§ What this task involves
Print every entry word for word, but omit the pictures.
-- Start Data for processing --
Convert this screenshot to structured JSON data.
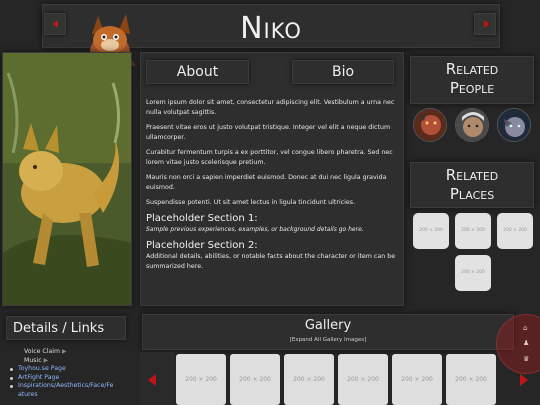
{
  "header": {
    "title": "Niko",
    "prev_icon": "triangle-left-icon",
    "next_icon": "triangle-right-icon"
  },
  "tabs": [
    {
      "label": "About"
    },
    {
      "label": "Bio"
    }
  ],
  "bio": {
    "paragraphs": [
      "Lorem ipsum dolor sit amet, consectetur adipiscing elit. Vestibulum a urna nec nulla volutpat sagittis.",
      "Praesent vitae eros ut justo volutpat tristique. Integer vel elit a neque dictum ullamcorper.",
      "Curabitur fermentum turpis a ex porttitor, vel congue libero pharetra. Sed nec lorem vitae justo scelerisque pretium.",
      "Mauris non orci a sapien imperdiet euismod. Donec at dui nec ligula gravida euismod.",
      "Suspendisse potenti. Ut sit amet lectus in ligula tincidunt ultricies."
    ],
    "section1_title": "Placeholder Section 1:",
    "section1_text": "Sample previous experiences, examples, or background details go here.",
    "section2_title": "Placeholder Section 2:",
    "section2_text": "Additional details, abilities, or notable facts about the character or item can be summarized here."
  },
  "related_people": {
    "title_line1": "Related",
    "title_line2": "People"
  },
  "related_places": {
    "title_line1": "Related",
    "title_line2": "Places",
    "thumbs": [
      "200 × 200",
      "200 × 200",
      "200 × 200",
      "200 × 200"
    ]
  },
  "details": {
    "title": "Details / Links",
    "voice_claim": "Voice Claim",
    "music": "Music",
    "links": [
      "Toyhou.se Page",
      "ArtFight Page",
      "Inspirations/Aesthetics/Face/Fe",
      "atures"
    ]
  },
  "gallery": {
    "title": "Gallery",
    "expand": "[Expand All Gallery Images]",
    "thumbs": [
      "200 × 200",
      "200 × 200",
      "200 × 200",
      "200 × 200",
      "200 × 200",
      "200 × 200"
    ]
  },
  "colors": {
    "accent": "#c21515",
    "background": "#262626",
    "panel": "#2e2e2e"
  }
}
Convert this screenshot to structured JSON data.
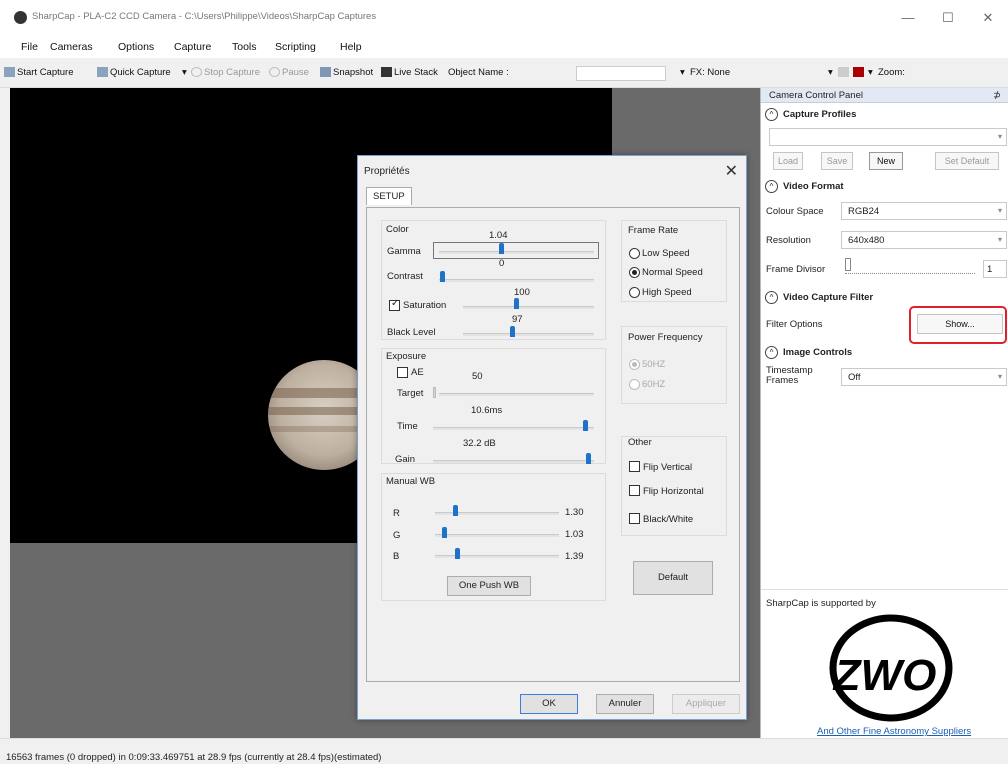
{
  "window": {
    "title": "SharpCap - PLA-C2 CCD Camera - C:\\Users\\Philippe\\Videos\\SharpCap Captures",
    "minimize": "—",
    "maximize": "☐",
    "close": "✕"
  },
  "menu": [
    "File",
    "Cameras",
    "Options",
    "Capture",
    "Tools",
    "Scripting",
    "Help"
  ],
  "toolbar": {
    "start_capture": "Start Capture",
    "quick_capture": "Quick Capture",
    "stop_capture": "Stop Capture",
    "pause": "Pause",
    "snapshot": "Snapshot",
    "live_stack": "Live Stack",
    "object_name_label": "Object Name :",
    "object_name_value": "",
    "fx_label": "FX: None",
    "zoom_label": "Zoom:"
  },
  "control_panel": {
    "header": "Camera Control Panel",
    "pin": "⊅",
    "capture_profiles": {
      "title": "Capture Profiles",
      "selected": "",
      "buttons": [
        "Load",
        "Save",
        "New",
        "Set Default"
      ]
    },
    "video_format": {
      "title": "Video Format",
      "colour_space_label": "Colour Space",
      "colour_space_value": "RGB24",
      "resolution_label": "Resolution",
      "resolution_value": "640x480",
      "frame_divisor_label": "Frame Divisor",
      "frame_divisor_value": "1"
    },
    "video_capture_filter": {
      "title": "Video Capture Filter",
      "filter_options_label": "Filter Options",
      "show_button": "Show..."
    },
    "image_controls": {
      "title": "Image Controls",
      "timestamp_label": "Timestamp Frames",
      "timestamp_value": "Off"
    },
    "supported_by": "SharpCap is supported by",
    "sponsor_logo_text": "ZWO",
    "sponsor_link": "And Other Fine Astronomy Suppliers"
  },
  "dialog": {
    "title": "Propriétés",
    "close": "✕",
    "tab": "SETUP",
    "color_group": {
      "label": "Color",
      "gamma_label": "Gamma",
      "gamma_value": "1.04",
      "gamma_min": "0",
      "contrast_label": "Contrast",
      "saturation_label": "Saturation",
      "saturation_checked": true,
      "saturation_value": "100",
      "black_level_label": "Black Level",
      "black_level_value": "97"
    },
    "exposure_group": {
      "label": "Exposure",
      "ae_label": "AE",
      "ae_checked": false,
      "target_value": "50",
      "target_label": "Target",
      "time_label": "Time",
      "time_value": "10.6ms",
      "gain_label": "Gain",
      "gain_value": "32.2 dB"
    },
    "manual_wb_group": {
      "label": "Manual WB",
      "r_label": "R",
      "r_value": "1.30",
      "g_label": "G",
      "g_value": "1.03",
      "b_label": "B",
      "b_value": "1.39",
      "one_push_button": "One Push WB"
    },
    "frame_rate_group": {
      "label": "Frame Rate",
      "options": [
        "Low Speed",
        "Normal Speed",
        "High Speed"
      ],
      "selected": "Normal Speed"
    },
    "power_freq_group": {
      "label": "Power Frequency",
      "options": [
        "50HZ",
        "60HZ"
      ],
      "selected": "50HZ"
    },
    "other_group": {
      "label": "Other",
      "flip_vertical": "Flip Vertical",
      "flip_horizontal": "Flip Horizontal",
      "black_white": "Black/White"
    },
    "default_button": "Default",
    "ok_button": "OK",
    "cancel_button": "Annuler",
    "apply_button": "Appliquer"
  },
  "status": {
    "text": "16563 frames (0 dropped) in 0:09:33.469751 at 28.9 fps  (currently at 28.4 fps)(estimated)"
  },
  "colors": {
    "accent": "#1e73c8",
    "highlight_ring": "#e0202a",
    "viewport_bg": "#000000",
    "workspace_grey": "#6a6a6a"
  }
}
-- End Data for processing --
§ Result for this task
Convert this screenshot to structured JSON data.
{
  "header": {
    "title": "Niko",
    "prev_icon": "triangle-left-icon",
    "next_icon": "triangle-right-icon"
  },
  "tabs": [
    {
      "label": "About"
    },
    {
      "label": "Bio"
    }
  ],
  "bio": {
    "paragraphs": [
      "Lorem ipsum dolor sit amet, consectetur adipiscing elit. Vestibulum a urna nec nulla volutpat sagittis.",
      "Praesent vitae eros ut justo volutpat tristique. Integer vel elit a neque dictum ullamcorper.",
      "Curabitur fermentum turpis a ex porttitor, vel congue libero pharetra. Sed nec lorem vitae justo scelerisque pretium.",
      "Mauris non orci a sapien imperdiet euismod. Donec at dui nec ligula gravida euismod.",
      "Suspendisse potenti. Ut sit amet lectus in ligula tincidunt ultricies."
    ],
    "section1_title": "Placeholder Section 1:",
    "section1_text": "Sample previous experiences, examples, or background details go here.",
    "section2_title": "Placeholder Section 2:",
    "section2_text": "Additional details, abilities, or notable facts about the character or item can be summarized here."
  },
  "related_people": {
    "title_line1": "Related",
    "title_line2": "People"
  },
  "related_places": {
    "title_line1": "Related",
    "title_line2": "Places",
    "thumbs": [
      "200 × 200",
      "200 × 200",
      "200 × 200",
      "200 × 200"
    ]
  },
  "details": {
    "title": "Details / Links",
    "voice_claim": "Voice Claim",
    "music": "Music",
    "links": [
      "Toyhou.se Page",
      "ArtFight Page",
      "Inspirations/Aesthetics/Face/Fe",
      "atures"
    ]
  },
  "gallery": {
    "title": "Gallery",
    "expand": "[Expand All Gallery Images]",
    "thumbs": [
      "200 × 200",
      "200 × 200",
      "200 × 200",
      "200 × 200",
      "200 × 200",
      "200 × 200"
    ]
  },
  "colors": {
    "accent": "#c21515",
    "background": "#262626",
    "panel": "#2e2e2e"
  }
}
Convert this screenshot to structured JSON data.
{
  "window": {
    "title": "SharpCap - PLA-C2 CCD Camera - C:\\Users\\Philippe\\Videos\\SharpCap Captures",
    "minimize": "—",
    "maximize": "☐",
    "close": "✕"
  },
  "menu": [
    "File",
    "Cameras",
    "Options",
    "Capture",
    "Tools",
    "Scripting",
    "Help"
  ],
  "toolbar": {
    "start_capture": "Start Capture",
    "quick_capture": "Quick Capture",
    "stop_capture": "Stop Capture",
    "pause": "Pause",
    "snapshot": "Snapshot",
    "live_stack": "Live Stack",
    "object_name_label": "Object Name :",
    "object_name_value": "",
    "fx_label": "FX: None",
    "zoom_label": "Zoom:"
  },
  "control_panel": {
    "header": "Camera Control Panel",
    "pin": "⊅",
    "capture_profiles": {
      "title": "Capture Profiles",
      "selected": "",
      "buttons": [
        "Load",
        "Save",
        "New",
        "Set Default"
      ]
    },
    "video_format": {
      "title": "Video Format",
      "colour_space_label": "Colour Space",
      "colour_space_value": "RGB24",
      "resolution_label": "Resolution",
      "resolution_value": "640x480",
      "frame_divisor_label": "Frame Divisor",
      "frame_divisor_value": "1"
    },
    "video_capture_filter": {
      "title": "Video Capture Filter",
      "filter_options_label": "Filter Options",
      "show_button": "Show..."
    },
    "image_controls": {
      "title": "Image Controls",
      "timestamp_label": "Timestamp Frames",
      "timestamp_value": "Off"
    },
    "supported_by": "SharpCap is supported by",
    "sponsor_logo_text": "ZWO",
    "sponsor_link": "And Other Fine Astronomy Suppliers"
  },
  "dialog": {
    "title": "Propriétés",
    "close": "✕",
    "tab": "SETUP",
    "color_group": {
      "label": "Color",
      "gamma_label": "Gamma",
      "gamma_value": "1.04",
      "gamma_min": "0",
      "contrast_label": "Contrast",
      "saturation_label": "Saturation",
      "saturation_checked": true,
      "saturation_value": "100",
      "black_level_label": "Black Level",
      "black_level_value": "97"
    },
    "exposure_group": {
      "label": "Exposure",
      "ae_label": "AE",
      "ae_checked": false,
      "target_value": "50",
      "target_label": "Target",
      "time_label": "Time",
      "time_value": "10.6ms",
      "gain_label": "Gain",
      "gain_value": "32.2 dB"
    },
    "manual_wb_group": {
      "label": "Manual WB",
      "r_label": "R",
      "r_value": "1.30",
      "g_label": "G",
      "g_value": "1.03",
      "b_label": "B",
      "b_value": "1.39",
      "one_push_button": "One Push WB"
    },
    "frame_rate_group": {
      "label": "Frame Rate",
      "options": [
        "Low Speed",
        "Normal Speed",
        "High Speed"
      ],
      "selected": "Normal Speed"
    },
    "power_freq_group": {
      "label": "Power Frequency",
      "options": [
        "50HZ",
        "60HZ"
      ],
      "selected": "50HZ"
    },
    "other_group": {
      "label": "Other",
      "flip_vertical": "Flip Vertical",
      "flip_horizontal": "Flip Horizontal",
      "black_white": "Black/White"
    },
    "default_button": "Default",
    "ok_button": "OK",
    "cancel_button": "Annuler",
    "apply_button": "Appliquer"
  },
  "status": {
    "text": "16563 frames (0 dropped) in 0:09:33.469751 at 28.9 fps  (currently at 28.4 fps)(estimated)"
  },
  "colors": {
    "accent": "#1e73c8",
    "highlight_ring": "#e0202a",
    "viewport_bg": "#000000",
    "workspace_grey": "#6a6a6a"
  }
}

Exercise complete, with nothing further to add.